# Start of Material provided

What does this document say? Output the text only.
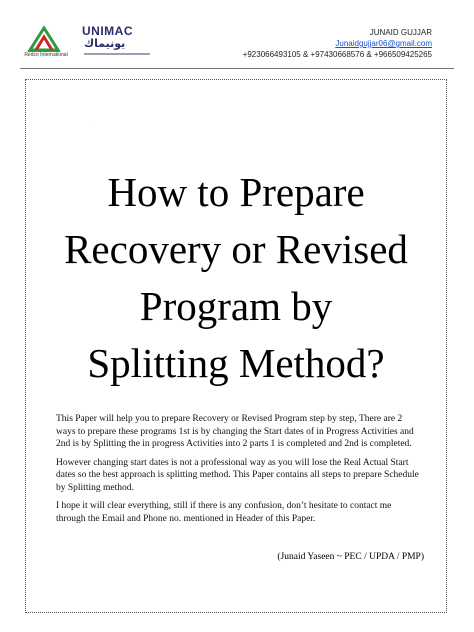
Redco International
UNIMAC
يونيماك
JUNAID GUJJAR
Junaidgujjar06@gmail.com
+923066493105 & +97430668576 & +966509425265
·
How to Prepare
Recovery or Revised
Program by
Splitting Method?

This Paper will help you to prepare Recovery or Revised Program step by step, There are 2 ways to prepare these programs 1st is by changing the Start dates of in Progress Activities and 2nd is by Splitting the in progress Activities into 2 parts 1 is completed and 2nd is completed.

However changing start dates is not a professional way as you will lose the Real Actual Start dates so the best approach is splitting method. This Paper contains all steps to prepare Schedule by Splitting method.

I hope it will clear everything, still if there is any confusion, don’t hesitate to contact me through the Email and Phone no. mentioned in Header of this Paper.

(Junaid Yaseen ~ PEC / UPDA / PMP)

# End of Material provided

Scan the material line by line and report each one that contains "Paper".

**Final result:**
This Paper will help you to prepare Recovery or Revised Program step by step, There are 2 ways to prepare these programs 1st is by changing the Start dates of in Progress Activities and 2nd is by Splitting the in progress Activities into 2 parts 1 is completed and 2nd is completed.
However changing start dates is not a professional way as you will lose the Real Actual Start dates so the best approach is splitting method. This Paper contains all steps to prepare Schedule by Splitting method.
I hope it will clear everything, still if there is any confusion, don’t hesitate to contact me through the Email and Phone no. mentioned in Header of this Paper.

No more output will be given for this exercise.